▸ **DATA TO USE**
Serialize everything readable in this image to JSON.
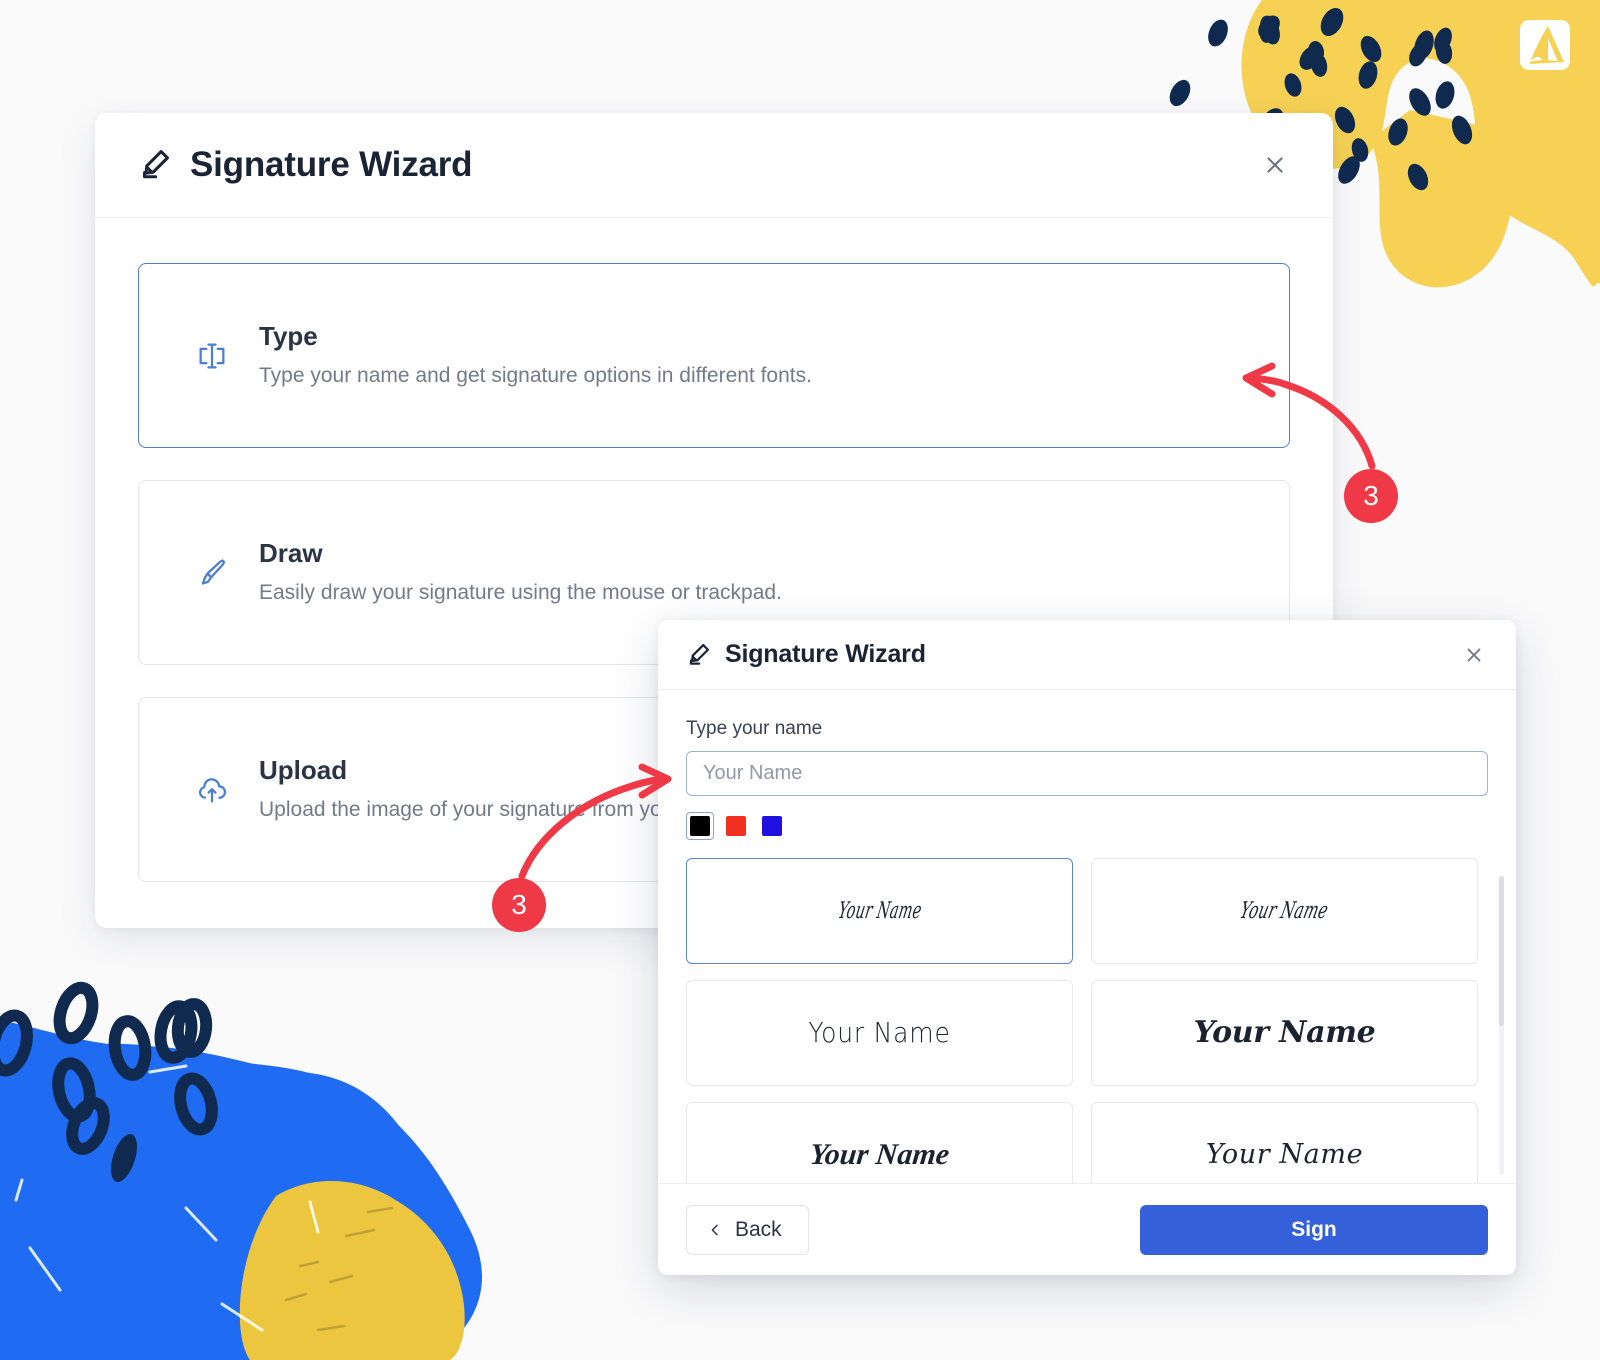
{
  "page": {
    "background_color": "#fafafb",
    "brand_logo_name": "acrobat-logo"
  },
  "decor": {
    "yellow": "#f6d154",
    "navy": "#102a4c",
    "blue": "#1f6bf2",
    "gold": "#ecc63f"
  },
  "primary_dialog": {
    "title": "Signature Wizard",
    "close_label": "×",
    "options": [
      {
        "id": "type",
        "icon": "text-cursor-icon",
        "title": "Type",
        "description": "Type your name and get signature options in different fonts.",
        "selected": true
      },
      {
        "id": "draw",
        "icon": "paintbrush-icon",
        "title": "Draw",
        "description": "Easily draw your signature using the mouse or trackpad.",
        "selected": false
      },
      {
        "id": "upload",
        "icon": "cloud-upload-icon",
        "title": "Upload",
        "description": "Upload the image of your signature from your device.",
        "selected": false
      }
    ]
  },
  "secondary_dialog": {
    "title": "Signature Wizard",
    "close_label": "×",
    "name_field": {
      "label": "Type your name",
      "value": "",
      "placeholder": "Your Name"
    },
    "colors": [
      {
        "name": "black",
        "hex": "#000000",
        "selected": true
      },
      {
        "name": "red",
        "hex": "#f03020",
        "selected": false
      },
      {
        "name": "blue",
        "hex": "#1f12e0",
        "selected": false
      }
    ],
    "signature_previews": [
      {
        "text": "Your Name",
        "style": "sig-f1",
        "selected": true
      },
      {
        "text": "Your Name",
        "style": "sig-f2",
        "selected": false
      },
      {
        "text": "Your Name",
        "style": "sig-f3",
        "selected": false
      },
      {
        "text": "Your Name",
        "style": "sig-f4",
        "selected": false
      },
      {
        "text": "Your Name",
        "style": "sig-f5",
        "selected": false
      },
      {
        "text": "Your Name",
        "style": "sig-f6",
        "selected": false
      }
    ],
    "footer": {
      "back_label": "Back",
      "sign_label": "Sign"
    }
  },
  "annotations": [
    {
      "id": "a",
      "number": "3",
      "points_to": "type-option-card"
    },
    {
      "id": "b",
      "number": "3",
      "points_to": "secondary-dialog"
    }
  ]
}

▸ **STATED GOAL**
Of the lines above, copy each that contains "style".

▸ **SOLUTION TO THIS PROBLEM**
        "style": "sig-f1",
        "style": "sig-f2",
        "style": "sig-f3",
        "style": "sig-f4",
        "style": "sig-f5",
        "style": "sig-f6",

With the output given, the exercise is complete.